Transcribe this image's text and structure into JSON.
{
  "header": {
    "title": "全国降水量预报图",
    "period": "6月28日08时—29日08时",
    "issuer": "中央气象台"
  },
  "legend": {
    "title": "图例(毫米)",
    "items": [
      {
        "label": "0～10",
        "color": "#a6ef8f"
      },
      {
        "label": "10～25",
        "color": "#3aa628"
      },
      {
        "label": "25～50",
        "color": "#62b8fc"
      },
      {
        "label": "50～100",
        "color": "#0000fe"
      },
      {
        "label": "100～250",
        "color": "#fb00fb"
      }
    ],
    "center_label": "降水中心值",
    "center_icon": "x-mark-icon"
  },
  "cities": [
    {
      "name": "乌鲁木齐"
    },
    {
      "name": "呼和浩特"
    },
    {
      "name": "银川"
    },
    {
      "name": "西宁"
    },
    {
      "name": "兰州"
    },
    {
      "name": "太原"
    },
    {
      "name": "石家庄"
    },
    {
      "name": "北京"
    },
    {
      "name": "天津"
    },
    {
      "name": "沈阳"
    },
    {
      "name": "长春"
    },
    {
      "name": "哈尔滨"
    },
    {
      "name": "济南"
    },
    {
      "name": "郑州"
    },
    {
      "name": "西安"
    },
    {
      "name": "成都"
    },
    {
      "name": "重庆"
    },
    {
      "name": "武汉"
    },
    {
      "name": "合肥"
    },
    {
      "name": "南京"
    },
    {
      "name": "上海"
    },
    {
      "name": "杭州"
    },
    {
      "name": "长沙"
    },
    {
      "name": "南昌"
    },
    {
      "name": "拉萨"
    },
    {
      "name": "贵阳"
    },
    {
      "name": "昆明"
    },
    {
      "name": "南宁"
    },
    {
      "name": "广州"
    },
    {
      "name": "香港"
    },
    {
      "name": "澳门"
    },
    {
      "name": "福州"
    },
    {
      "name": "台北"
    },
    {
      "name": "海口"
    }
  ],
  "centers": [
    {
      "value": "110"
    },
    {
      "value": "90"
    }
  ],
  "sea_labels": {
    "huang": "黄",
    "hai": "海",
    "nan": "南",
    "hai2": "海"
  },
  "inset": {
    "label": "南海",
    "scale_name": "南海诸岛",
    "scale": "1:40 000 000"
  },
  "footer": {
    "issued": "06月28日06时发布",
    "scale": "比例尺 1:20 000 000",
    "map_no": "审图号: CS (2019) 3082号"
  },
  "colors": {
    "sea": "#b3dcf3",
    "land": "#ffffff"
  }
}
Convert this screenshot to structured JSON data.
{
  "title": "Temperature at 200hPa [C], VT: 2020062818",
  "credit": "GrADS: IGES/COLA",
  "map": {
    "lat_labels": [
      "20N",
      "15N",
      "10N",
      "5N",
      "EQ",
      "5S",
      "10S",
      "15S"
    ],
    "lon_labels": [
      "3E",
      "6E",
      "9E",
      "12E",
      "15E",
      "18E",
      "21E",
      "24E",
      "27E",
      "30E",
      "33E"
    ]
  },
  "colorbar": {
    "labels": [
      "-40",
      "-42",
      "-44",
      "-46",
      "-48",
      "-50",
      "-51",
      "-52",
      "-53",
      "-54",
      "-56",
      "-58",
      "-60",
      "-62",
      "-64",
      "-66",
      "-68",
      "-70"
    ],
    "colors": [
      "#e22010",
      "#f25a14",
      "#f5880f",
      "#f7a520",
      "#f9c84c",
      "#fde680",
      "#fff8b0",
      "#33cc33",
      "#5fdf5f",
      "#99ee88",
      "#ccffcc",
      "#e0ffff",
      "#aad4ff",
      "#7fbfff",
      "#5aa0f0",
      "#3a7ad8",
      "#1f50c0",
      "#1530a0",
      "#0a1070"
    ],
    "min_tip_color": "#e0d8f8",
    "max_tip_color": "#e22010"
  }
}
++++++++++++++++++++
▶ [REQUIREMENTS] Output the listing above exactly as it appears.

▶ [RESULT OF THE EXERCISE]
Transcribe this image's text and structure into JSON.
{
  "header": {
    "title": "全国降水量预报图",
    "period": "6月28日08时—29日08时",
    "issuer": "中央气象台"
  },
  "legend": {
    "title": "图例(毫米)",
    "items": [
      {
        "label": "0～10",
        "color": "#a6ef8f"
      },
      {
        "label": "10～25",
        "color": "#3aa628"
      },
      {
        "label": "25～50",
        "color": "#62b8fc"
      },
      {
        "label": "50～100",
        "color": "#0000fe"
      },
      {
        "label": "100～250",
        "color": "#fb00fb"
      }
    ],
    "center_label": "降水中心值",
    "center_icon": "x-mark-icon"
  },
  "cities": [
    {
      "name": "乌鲁木齐"
    },
    {
      "name": "呼和浩特"
    },
    {
      "name": "银川"
    },
    {
      "name": "西宁"
    },
    {
      "name": "兰州"
    },
    {
      "name": "太原"
    },
    {
      "name": "石家庄"
    },
    {
      "name": "北京"
    },
    {
      "name": "天津"
    },
    {
      "name": "沈阳"
    },
    {
      "name": "长春"
    },
    {
      "name": "哈尔滨"
    },
    {
      "name": "济南"
    },
    {
      "name": "郑州"
    },
    {
      "name": "西安"
    },
    {
      "name": "成都"
    },
    {
      "name": "重庆"
    },
    {
      "name": "武汉"
    },
    {
      "name": "合肥"
    },
    {
      "name": "南京"
    },
    {
      "name": "上海"
    },
    {
      "name": "杭州"
    },
    {
      "name": "长沙"
    },
    {
      "name": "南昌"
    },
    {
      "name": "拉萨"
    },
    {
      "name": "贵阳"
    },
    {
      "name": "昆明"
    },
    {
      "name": "南宁"
    },
    {
      "name": "广州"
    },
    {
      "name": "香港"
    },
    {
      "name": "澳门"
    },
    {
      "name": "福州"
    },
    {
      "name": "台北"
    },
    {
      "name": "海口"
    }
  ],
  "centers": [
    {
      "value": "110"
    },
    {
      "value": "90"
    }
  ],
  "sea_labels": {
    "huang": "黄",
    "hai": "海",
    "nan": "南",
    "hai2": "海"
  },
  "inset": {
    "label": "南海",
    "scale_name": "南海诸岛",
    "scale": "1:40 000 000"
  },
  "footer": {
    "issued": "06月28日06时发布",
    "scale": "比例尺 1:20 000 000",
    "map_no": "审图号: CS (2019) 3082号"
  },
  "colors": {
    "sea": "#b3dcf3",
    "land": "#ffffff"
  }
}
Convert this screenshot to structured JSON data.
{
  "title": "Temperature at 200hPa [C], VT: 2020062818",
  "credit": "GrADS: IGES/COLA",
  "map": {
    "lat_labels": [
      "20N",
      "15N",
      "10N",
      "5N",
      "EQ",
      "5S",
      "10S",
      "15S"
    ],
    "lon_labels": [
      "3E",
      "6E",
      "9E",
      "12E",
      "15E",
      "18E",
      "21E",
      "24E",
      "27E",
      "30E",
      "33E"
    ]
  },
  "colorbar": {
    "labels": [
      "-40",
      "-42",
      "-44",
      "-46",
      "-48",
      "-50",
      "-51",
      "-52",
      "-53",
      "-54",
      "-56",
      "-58",
      "-60",
      "-62",
      "-64",
      "-66",
      "-68",
      "-70"
    ],
    "colors": [
      "#e22010",
      "#f25a14",
      "#f5880f",
      "#f7a520",
      "#f9c84c",
      "#fde680",
      "#fff8b0",
      "#33cc33",
      "#5fdf5f",
      "#99ee88",
      "#ccffcc",
      "#e0ffff",
      "#aad4ff",
      "#7fbfff",
      "#5aa0f0",
      "#3a7ad8",
      "#1f50c0",
      "#1530a0",
      "#0a1070"
    ],
    "min_tip_color": "#e0d8f8",
    "max_tip_color": "#e22010"
  }
}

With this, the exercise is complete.